• INSTRUCTIONS TO FOLLOW:
Copy out each line below that has the word "title" in it.

• RECORDS SHOWN:

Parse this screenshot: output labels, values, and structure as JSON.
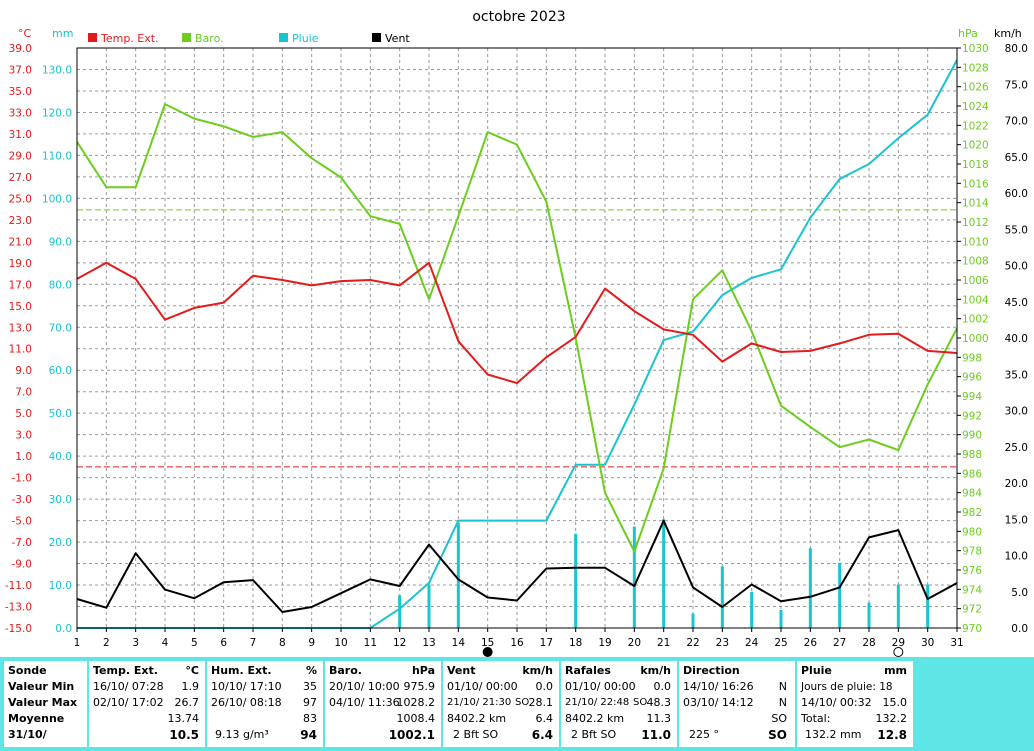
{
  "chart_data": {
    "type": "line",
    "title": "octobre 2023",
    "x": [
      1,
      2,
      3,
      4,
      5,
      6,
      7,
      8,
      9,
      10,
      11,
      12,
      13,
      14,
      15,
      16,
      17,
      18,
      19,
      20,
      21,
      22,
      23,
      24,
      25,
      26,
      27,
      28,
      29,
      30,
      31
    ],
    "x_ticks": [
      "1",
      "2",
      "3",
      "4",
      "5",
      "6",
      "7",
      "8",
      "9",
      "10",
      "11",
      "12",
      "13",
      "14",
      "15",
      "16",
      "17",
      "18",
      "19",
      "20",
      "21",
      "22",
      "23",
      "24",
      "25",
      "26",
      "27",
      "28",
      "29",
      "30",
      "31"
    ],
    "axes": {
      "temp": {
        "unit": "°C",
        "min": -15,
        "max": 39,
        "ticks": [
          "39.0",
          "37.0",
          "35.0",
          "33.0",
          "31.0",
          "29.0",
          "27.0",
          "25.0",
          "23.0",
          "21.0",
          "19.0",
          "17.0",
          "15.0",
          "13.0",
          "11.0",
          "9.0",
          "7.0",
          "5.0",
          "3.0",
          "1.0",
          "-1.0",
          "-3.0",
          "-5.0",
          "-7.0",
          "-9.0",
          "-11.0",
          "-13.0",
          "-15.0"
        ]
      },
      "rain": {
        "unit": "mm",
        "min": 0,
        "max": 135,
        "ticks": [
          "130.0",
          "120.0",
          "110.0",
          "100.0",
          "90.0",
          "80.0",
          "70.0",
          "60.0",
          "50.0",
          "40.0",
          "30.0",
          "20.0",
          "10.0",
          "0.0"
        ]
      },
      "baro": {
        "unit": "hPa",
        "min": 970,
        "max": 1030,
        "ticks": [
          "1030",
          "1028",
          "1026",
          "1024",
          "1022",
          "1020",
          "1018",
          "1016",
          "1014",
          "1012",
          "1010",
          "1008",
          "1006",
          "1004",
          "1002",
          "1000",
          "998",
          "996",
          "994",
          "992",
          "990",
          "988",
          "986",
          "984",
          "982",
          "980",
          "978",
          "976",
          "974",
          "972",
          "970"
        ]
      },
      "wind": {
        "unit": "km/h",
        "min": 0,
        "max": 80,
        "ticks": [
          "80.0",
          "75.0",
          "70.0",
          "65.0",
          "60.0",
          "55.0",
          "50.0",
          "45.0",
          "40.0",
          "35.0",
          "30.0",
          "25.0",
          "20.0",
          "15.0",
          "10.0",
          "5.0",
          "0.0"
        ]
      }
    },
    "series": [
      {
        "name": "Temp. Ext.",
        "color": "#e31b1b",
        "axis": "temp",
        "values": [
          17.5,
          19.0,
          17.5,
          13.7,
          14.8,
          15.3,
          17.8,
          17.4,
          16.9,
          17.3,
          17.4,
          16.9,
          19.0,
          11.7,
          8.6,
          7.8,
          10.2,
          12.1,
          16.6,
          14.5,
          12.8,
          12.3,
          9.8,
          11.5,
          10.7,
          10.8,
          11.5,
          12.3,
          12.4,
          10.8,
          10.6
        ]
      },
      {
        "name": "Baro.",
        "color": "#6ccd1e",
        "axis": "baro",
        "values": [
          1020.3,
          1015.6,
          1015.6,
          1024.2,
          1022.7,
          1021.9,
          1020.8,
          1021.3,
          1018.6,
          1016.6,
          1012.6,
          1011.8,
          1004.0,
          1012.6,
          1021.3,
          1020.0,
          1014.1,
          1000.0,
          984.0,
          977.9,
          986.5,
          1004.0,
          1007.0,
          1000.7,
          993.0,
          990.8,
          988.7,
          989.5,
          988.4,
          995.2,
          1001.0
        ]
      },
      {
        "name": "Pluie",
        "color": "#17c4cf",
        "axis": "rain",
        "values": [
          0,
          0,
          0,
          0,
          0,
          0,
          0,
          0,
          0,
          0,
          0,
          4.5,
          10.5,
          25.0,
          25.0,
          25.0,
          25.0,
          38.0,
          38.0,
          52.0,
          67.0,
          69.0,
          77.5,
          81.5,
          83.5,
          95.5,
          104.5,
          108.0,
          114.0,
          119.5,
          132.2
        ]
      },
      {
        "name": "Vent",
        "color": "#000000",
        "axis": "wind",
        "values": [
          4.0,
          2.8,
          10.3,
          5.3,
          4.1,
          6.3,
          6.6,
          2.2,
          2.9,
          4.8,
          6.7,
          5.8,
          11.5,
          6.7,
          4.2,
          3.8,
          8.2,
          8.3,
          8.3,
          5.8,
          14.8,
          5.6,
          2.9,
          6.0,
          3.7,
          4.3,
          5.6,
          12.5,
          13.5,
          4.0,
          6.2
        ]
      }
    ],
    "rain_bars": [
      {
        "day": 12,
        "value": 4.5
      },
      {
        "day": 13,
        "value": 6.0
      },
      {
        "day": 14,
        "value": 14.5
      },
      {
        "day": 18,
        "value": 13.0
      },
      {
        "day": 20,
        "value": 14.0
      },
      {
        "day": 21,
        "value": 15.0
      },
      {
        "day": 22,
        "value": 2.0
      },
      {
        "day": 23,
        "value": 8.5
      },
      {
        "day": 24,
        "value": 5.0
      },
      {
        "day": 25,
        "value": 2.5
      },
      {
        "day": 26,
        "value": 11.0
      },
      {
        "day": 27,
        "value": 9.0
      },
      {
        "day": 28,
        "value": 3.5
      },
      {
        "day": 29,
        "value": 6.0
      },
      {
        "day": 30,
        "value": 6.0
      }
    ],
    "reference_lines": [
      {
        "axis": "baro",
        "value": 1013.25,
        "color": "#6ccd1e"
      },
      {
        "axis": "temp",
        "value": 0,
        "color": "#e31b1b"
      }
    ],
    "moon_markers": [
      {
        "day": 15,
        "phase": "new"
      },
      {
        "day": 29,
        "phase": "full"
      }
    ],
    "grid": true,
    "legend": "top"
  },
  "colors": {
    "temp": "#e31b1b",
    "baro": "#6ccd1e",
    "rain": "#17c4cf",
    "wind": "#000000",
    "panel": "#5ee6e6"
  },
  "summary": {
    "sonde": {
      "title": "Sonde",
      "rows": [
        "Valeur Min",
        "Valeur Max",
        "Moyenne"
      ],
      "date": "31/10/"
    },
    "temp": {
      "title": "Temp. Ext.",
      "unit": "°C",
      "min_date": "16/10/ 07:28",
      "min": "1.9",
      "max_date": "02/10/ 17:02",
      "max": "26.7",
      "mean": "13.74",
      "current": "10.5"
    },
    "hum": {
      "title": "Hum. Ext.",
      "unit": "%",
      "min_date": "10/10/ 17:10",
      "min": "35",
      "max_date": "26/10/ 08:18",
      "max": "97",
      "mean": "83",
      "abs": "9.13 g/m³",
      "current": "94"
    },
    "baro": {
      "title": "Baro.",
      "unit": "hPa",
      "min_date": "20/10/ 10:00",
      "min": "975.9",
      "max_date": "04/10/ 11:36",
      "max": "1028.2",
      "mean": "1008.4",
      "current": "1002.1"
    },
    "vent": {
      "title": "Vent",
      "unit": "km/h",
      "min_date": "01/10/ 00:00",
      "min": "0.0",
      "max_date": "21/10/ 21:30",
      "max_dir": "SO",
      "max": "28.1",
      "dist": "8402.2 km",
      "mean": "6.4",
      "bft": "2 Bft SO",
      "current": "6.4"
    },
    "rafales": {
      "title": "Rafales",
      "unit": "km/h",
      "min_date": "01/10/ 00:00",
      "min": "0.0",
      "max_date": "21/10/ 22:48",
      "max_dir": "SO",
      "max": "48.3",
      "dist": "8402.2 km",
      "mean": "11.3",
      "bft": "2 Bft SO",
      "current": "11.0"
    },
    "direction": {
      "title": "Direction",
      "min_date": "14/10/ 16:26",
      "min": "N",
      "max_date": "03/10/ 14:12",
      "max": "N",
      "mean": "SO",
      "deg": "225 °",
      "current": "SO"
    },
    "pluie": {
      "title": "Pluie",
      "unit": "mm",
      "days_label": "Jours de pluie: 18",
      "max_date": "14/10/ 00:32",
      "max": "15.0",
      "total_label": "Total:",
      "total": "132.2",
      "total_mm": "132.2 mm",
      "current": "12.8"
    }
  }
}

• RESULT OF THIS EXERCISE:
    "title": "octobre 2023",
      "title": "Sonde",
      "title": "Temp. Ext.",
      "title": "Hum. Ext.",
      "title": "Baro.",
      "title": "Vent",
      "title": "Rafales",
      "title": "Direction",
      "title": "Pluie",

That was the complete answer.